→ **Problem to solve**
Return each line of the records with nothing changed, pictures excepted.
════════
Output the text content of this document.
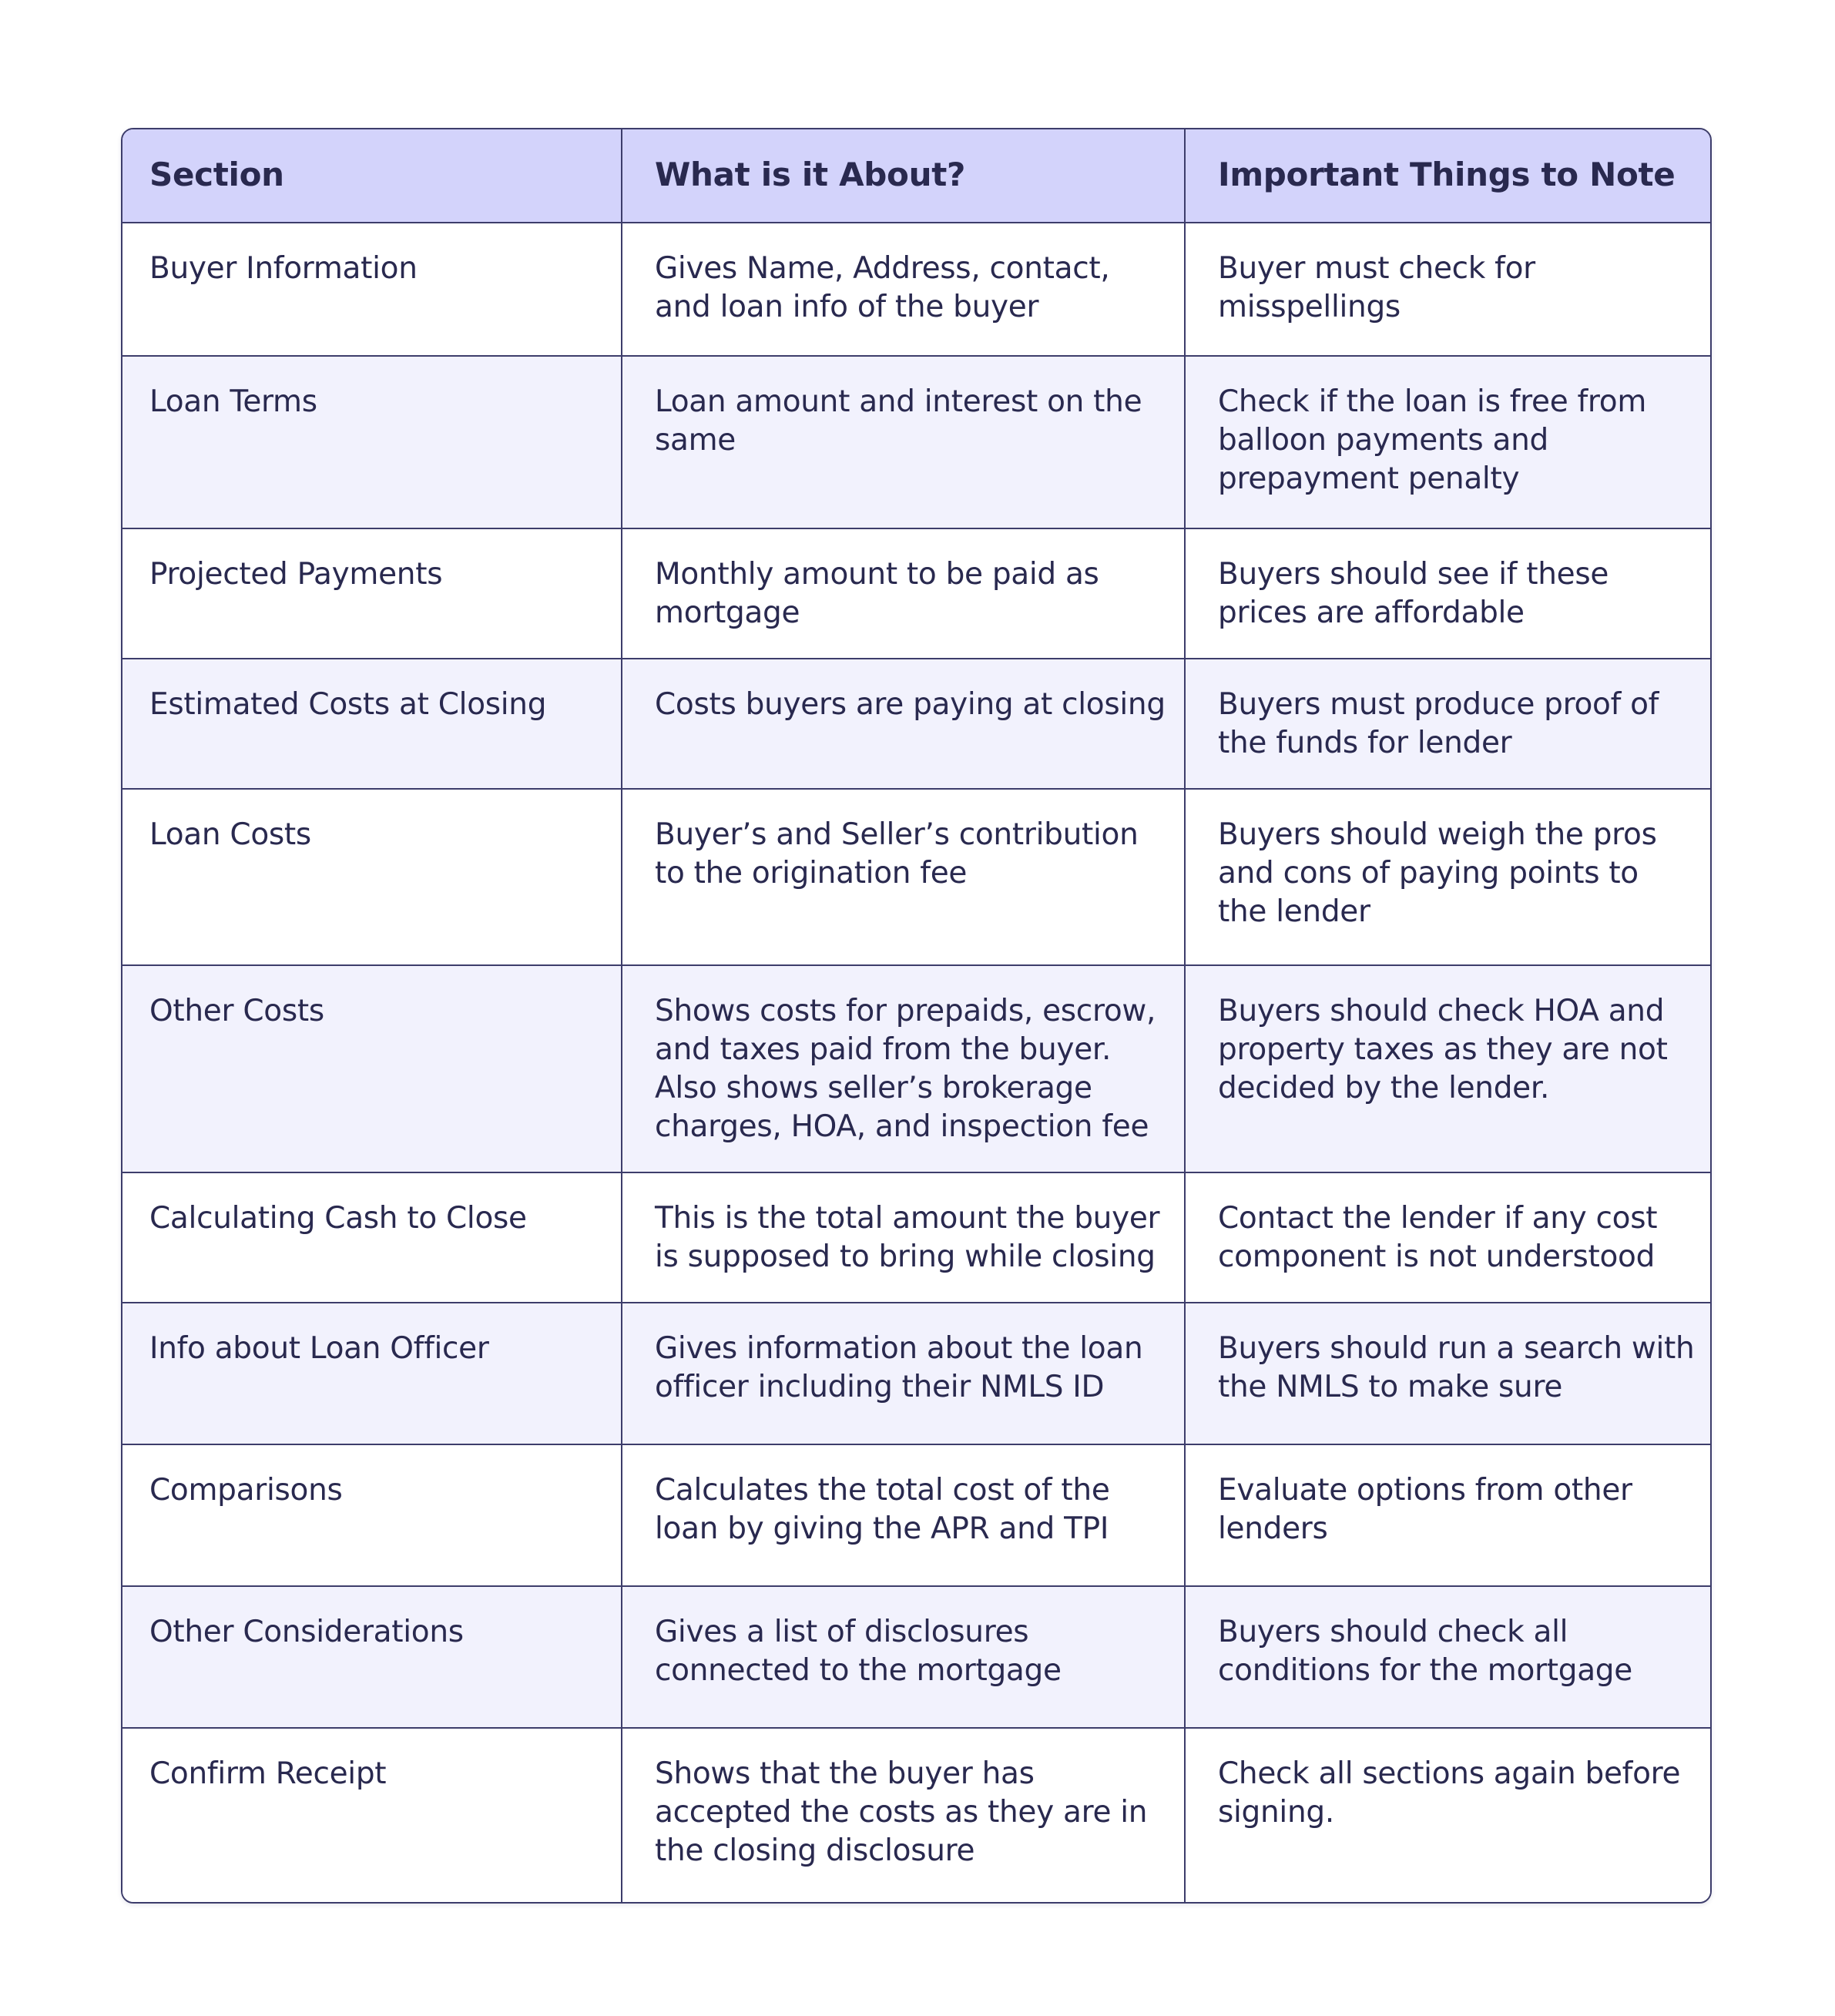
Section	What is it About?	Important Things to Note
Buyer Information	Gives Name, Address, contact, and loan info of the buyer	Buyer must check for misspellings
Loan Terms	Loan amount and interest on the same	Check if the loan is free from balloon payments and prepayment penalty
Projected Payments	Monthly amount to be paid as mortgage	Buyers should see if these prices are affordable
Estimated Costs at Closing	Costs buyers are paying at closing	Buyers must produce proof of the funds for lender
Loan Costs	Buyer’s and Seller’s contribution to the origination fee	Buyers should weigh the pros and cons of paying points to the lender
Other Costs	Shows costs for prepaids, escrow, and taxes paid from the buyer. Also shows seller’s brokerage charges, HOA, and inspection fee	Buyers should check HOA and property taxes as they are not decided by the lender.
Calculating Cash to Close	This is the total amount the buyer is supposed to bring while closing	Contact the lender if any cost component is not understood
Info about Loan Officer	Gives information about the loan officer including their NMLS ID	Buyers should run a search with the NMLS to make sure
Comparisons	Calculates the total cost of the loan by giving the APR and TPI	Evaluate options from other lenders
Other Considerations	Gives a list of disclosures connected to the mortgage	Buyers should check all conditions for the mortgage
Confirm Receipt	Shows that the buyer has accepted the costs as they are in the closing disclosure	Check all sections again before signing.
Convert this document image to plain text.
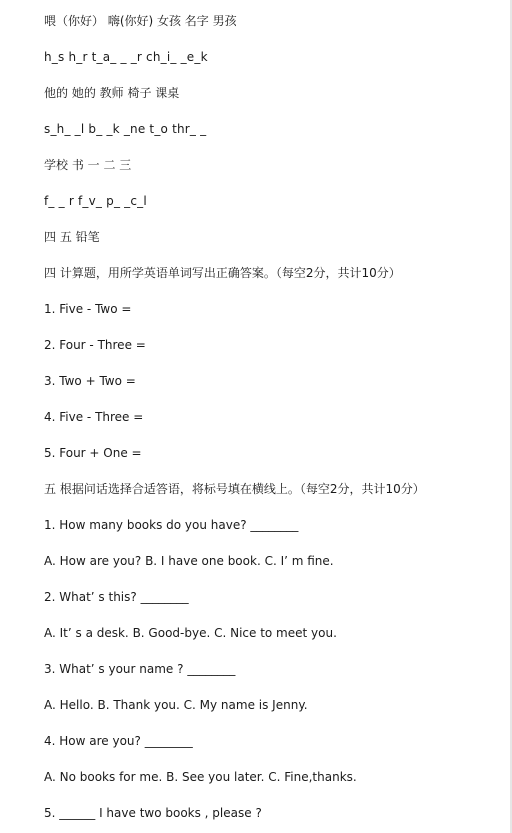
喂（你好） 嗨(你好) 女孩 名字 男孩
h_s h_r t_a_ _ _r ch_i_ _e_k
他的 她的 教师 椅子 课桌
s_h_ _l b_ _k _ne t_o thr_ _
学校 书 一 二 三
f_ _ r f_v_ p_ _c_l
四 五 铅笔
四 计算题，用所学英语单词写出正确答案。（每空2分，共计10分）
1. Five - Two =
2. Four - Three =
3. Two + Two =
4. Five - Three =
5. Four + One =
五 根据问话选择合适答语，将标号填在横线上。（每空2分，共计10分）
1. How many books do you have? ________
A. How are you? B. I have one book. C. I’ m fine.
2. What’ s this? ________
A. It’ s a desk. B. Good-bye. C. Nice to meet you.
3. What’ s your name ? ________
A. Hello. B. Thank you. C. My name is Jenny.
4. How are you? ________
A. No books for me. B. See you later. C. Fine,thanks.
5. ______ I have two books , please ?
════════
→ **The reply**
Output the text content of this document.
Section	What is it About?	Important Things to Note
Buyer Information	Gives Name, Address, contact, and loan info of the buyer	Buyer must check for misspellings
Loan Terms	Loan amount and interest on the same	Check if the loan is free from balloon payments and prepayment penalty
Projected Payments	Monthly amount to be paid as mortgage	Buyers should see if these prices are affordable
Estimated Costs at Closing	Costs buyers are paying at closing	Buyers must produce proof of the funds for lender
Loan Costs	Buyer’s and Seller’s contribution to the origination fee	Buyers should weigh the pros and cons of paying points to the lender
Other Costs	Shows costs for prepaids, escrow, and taxes paid from the buyer. Also shows seller’s brokerage charges, HOA, and inspection fee	Buyers should check HOA and property taxes as they are not decided by the lender.
Calculating Cash to Close	This is the total amount the buyer is supposed to bring while closing	Contact the lender if any cost component is not understood
Info about Loan Officer	Gives information about the loan officer including their NMLS ID	Buyers should run a search with the NMLS to make sure
Comparisons	Calculates the total cost of the loan by giving the APR and TPI	Evaluate options from other lenders
Other Considerations	Gives a list of disclosures connected to the mortgage	Buyers should check all conditions for the mortgage
Confirm Receipt	Shows that the buyer has accepted the costs as they are in the closing disclosure	Check all sections again before signing.
Convert this document image to plain text.
喂（你好） 嗨(你好) 女孩 名字 男孩
h_s h_r t_a_ _ _r ch_i_ _e_k
他的 她的 教师 椅子 课桌
s_h_ _l b_ _k _ne t_o thr_ _
学校 书 一 二 三
f_ _ r f_v_ p_ _c_l
四 五 铅笔
四 计算题，用所学英语单词写出正确答案。（每空2分，共计10分）
1. Five - Two =
2. Four - Three =
3. Two + Two =
4. Five - Three =
5. Four + One =
五 根据问话选择合适答语，将标号填在横线上。（每空2分，共计10分）
1. How many books do you have? ________
A. How are you? B. I have one book. C. I’ m fine.
2. What’ s this? ________
A. It’ s a desk. B. Good-bye. C. Nice to meet you.
3. What’ s your name ? ________
A. Hello. B. Thank you. C. My name is Jenny.
4. How are you? ________
A. No books for me. B. See you later. C. Fine,thanks.
5. ______ I have two books , please ?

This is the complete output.